WHAT THE EXERCISE ASKS
Count how many lines have the word "образования" in them. Reply with that number by itself.

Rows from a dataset
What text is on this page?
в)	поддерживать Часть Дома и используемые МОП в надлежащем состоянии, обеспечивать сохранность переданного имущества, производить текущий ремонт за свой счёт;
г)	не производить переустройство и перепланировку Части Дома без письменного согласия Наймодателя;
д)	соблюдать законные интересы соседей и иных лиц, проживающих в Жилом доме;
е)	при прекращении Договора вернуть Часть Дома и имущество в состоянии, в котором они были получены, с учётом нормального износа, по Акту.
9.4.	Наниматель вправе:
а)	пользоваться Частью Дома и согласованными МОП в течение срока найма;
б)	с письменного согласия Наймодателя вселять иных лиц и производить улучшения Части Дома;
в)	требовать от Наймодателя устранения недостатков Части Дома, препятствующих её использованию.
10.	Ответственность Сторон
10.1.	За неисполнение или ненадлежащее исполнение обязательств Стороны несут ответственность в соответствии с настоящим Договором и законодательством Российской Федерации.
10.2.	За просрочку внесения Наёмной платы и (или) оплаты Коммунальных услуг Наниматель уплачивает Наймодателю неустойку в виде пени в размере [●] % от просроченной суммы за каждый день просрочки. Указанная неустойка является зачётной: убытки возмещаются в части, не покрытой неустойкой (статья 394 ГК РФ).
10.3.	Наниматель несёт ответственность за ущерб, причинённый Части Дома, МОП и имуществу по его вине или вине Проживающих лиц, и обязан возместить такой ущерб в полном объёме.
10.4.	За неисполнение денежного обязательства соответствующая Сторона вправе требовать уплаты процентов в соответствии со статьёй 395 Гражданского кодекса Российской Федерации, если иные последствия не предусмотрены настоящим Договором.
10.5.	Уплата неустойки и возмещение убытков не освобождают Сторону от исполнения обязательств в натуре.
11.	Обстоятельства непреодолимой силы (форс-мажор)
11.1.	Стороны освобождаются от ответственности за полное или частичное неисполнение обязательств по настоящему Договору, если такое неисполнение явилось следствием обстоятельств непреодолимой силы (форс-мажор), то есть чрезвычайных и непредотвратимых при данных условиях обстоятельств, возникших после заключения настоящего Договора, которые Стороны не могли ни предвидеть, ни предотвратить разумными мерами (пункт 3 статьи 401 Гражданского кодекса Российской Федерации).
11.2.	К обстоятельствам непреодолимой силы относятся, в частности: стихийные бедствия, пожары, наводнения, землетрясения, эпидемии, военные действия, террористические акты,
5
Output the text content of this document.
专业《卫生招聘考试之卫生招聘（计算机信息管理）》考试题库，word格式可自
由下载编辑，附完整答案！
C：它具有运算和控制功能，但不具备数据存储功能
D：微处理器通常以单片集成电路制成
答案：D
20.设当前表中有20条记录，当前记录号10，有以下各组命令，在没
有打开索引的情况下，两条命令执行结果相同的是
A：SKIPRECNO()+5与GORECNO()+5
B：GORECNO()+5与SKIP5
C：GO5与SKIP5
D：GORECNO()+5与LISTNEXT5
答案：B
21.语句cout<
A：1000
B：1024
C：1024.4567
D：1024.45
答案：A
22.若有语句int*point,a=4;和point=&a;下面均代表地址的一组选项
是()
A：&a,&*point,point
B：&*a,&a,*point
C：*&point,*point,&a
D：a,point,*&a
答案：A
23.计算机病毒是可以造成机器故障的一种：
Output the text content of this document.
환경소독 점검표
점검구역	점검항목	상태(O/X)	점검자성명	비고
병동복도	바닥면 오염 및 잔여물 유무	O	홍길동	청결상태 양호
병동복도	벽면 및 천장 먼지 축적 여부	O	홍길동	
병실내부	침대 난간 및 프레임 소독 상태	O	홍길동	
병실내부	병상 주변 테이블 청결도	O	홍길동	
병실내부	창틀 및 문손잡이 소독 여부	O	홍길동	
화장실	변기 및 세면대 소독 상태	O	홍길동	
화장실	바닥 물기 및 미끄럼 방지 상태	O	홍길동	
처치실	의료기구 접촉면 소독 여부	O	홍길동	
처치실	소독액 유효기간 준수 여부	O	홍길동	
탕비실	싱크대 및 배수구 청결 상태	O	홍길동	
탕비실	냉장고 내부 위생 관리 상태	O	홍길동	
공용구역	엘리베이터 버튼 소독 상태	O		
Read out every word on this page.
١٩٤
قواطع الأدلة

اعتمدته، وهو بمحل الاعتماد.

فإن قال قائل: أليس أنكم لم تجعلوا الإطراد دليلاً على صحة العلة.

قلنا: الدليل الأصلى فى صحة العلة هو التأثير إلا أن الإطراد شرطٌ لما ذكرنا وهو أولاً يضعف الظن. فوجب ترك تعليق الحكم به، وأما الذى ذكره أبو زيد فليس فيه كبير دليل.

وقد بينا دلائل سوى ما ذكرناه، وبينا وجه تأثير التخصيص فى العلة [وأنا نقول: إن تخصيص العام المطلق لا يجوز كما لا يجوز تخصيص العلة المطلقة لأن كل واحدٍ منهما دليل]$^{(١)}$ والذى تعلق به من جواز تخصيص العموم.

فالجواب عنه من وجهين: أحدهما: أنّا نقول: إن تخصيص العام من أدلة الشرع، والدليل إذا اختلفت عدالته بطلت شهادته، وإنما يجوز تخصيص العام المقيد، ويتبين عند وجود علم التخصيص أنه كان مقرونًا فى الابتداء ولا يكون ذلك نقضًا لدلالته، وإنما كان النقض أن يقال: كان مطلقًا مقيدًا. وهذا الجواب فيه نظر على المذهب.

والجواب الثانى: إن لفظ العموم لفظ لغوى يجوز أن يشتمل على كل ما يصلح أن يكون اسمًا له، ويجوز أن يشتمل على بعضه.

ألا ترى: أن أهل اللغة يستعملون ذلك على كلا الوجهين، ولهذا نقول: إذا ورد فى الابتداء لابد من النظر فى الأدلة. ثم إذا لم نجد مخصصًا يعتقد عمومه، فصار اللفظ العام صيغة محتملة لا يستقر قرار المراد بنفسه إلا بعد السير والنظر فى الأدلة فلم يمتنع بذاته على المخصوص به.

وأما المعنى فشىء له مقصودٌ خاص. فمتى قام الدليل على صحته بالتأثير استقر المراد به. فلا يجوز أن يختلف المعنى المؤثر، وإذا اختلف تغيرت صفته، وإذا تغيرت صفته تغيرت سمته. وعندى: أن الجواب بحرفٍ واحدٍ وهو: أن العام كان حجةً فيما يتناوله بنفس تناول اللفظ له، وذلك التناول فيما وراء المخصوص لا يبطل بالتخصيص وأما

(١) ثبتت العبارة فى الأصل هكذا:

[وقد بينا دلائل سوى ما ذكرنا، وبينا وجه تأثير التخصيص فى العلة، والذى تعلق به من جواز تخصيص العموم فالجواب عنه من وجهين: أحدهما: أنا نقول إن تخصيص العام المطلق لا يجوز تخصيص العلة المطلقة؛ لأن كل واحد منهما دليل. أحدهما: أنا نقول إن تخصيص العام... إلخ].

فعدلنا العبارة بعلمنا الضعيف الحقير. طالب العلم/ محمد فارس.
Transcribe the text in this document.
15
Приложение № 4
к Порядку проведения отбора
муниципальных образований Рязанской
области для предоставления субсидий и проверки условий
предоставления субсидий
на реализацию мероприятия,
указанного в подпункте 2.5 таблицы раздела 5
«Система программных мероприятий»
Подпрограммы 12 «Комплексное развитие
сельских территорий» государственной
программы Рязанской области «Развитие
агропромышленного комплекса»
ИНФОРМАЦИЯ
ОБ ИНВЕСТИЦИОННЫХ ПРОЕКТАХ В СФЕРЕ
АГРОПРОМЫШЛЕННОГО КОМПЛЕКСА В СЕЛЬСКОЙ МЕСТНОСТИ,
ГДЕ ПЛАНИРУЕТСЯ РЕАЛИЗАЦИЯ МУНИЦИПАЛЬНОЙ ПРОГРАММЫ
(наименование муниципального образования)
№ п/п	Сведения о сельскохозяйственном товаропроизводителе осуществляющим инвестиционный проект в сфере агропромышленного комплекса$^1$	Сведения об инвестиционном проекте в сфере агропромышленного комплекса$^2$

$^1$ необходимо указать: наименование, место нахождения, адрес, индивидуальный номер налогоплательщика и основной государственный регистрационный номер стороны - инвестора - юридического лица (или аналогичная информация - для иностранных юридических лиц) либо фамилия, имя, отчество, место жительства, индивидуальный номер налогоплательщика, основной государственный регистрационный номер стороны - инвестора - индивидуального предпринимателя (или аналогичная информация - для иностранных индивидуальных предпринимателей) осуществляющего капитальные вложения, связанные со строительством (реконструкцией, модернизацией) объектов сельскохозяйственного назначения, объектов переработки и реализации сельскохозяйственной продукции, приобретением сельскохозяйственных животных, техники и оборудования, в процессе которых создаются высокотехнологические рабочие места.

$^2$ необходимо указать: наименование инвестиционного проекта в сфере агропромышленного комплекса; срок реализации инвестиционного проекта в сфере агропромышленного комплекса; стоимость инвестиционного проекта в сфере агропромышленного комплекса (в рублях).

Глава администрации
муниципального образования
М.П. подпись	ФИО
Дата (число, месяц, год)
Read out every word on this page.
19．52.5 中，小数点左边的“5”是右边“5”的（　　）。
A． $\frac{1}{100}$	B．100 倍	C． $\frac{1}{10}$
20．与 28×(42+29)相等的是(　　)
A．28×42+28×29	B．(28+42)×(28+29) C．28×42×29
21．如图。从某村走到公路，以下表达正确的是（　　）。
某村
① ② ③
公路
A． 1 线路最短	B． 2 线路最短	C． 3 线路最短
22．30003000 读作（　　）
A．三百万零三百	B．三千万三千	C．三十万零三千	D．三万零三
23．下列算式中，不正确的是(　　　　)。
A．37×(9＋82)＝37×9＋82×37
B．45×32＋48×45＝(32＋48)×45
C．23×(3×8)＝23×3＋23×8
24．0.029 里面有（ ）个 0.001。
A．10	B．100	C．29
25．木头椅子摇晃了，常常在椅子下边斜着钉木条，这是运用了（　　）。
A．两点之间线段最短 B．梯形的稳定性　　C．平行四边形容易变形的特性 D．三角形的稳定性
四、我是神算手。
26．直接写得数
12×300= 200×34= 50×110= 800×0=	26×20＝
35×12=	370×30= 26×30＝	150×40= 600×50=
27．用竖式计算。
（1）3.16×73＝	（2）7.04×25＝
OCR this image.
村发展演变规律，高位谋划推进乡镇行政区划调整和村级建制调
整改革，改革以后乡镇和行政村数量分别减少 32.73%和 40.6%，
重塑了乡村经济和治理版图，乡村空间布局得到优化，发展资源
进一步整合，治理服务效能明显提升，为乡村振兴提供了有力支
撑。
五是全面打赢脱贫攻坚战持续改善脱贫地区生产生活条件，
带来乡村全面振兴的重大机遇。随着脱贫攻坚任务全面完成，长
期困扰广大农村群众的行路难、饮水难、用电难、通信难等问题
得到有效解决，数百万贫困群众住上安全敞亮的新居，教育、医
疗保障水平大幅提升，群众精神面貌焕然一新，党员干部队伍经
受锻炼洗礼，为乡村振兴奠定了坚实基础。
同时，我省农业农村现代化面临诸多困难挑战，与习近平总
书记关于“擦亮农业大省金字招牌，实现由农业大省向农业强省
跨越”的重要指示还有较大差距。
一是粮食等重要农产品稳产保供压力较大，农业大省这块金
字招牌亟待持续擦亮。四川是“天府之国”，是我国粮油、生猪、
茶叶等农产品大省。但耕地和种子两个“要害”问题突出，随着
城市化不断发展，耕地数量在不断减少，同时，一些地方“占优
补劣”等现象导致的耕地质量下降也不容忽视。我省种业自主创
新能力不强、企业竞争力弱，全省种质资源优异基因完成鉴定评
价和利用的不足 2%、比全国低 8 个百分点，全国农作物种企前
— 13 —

IN RESPONSE
2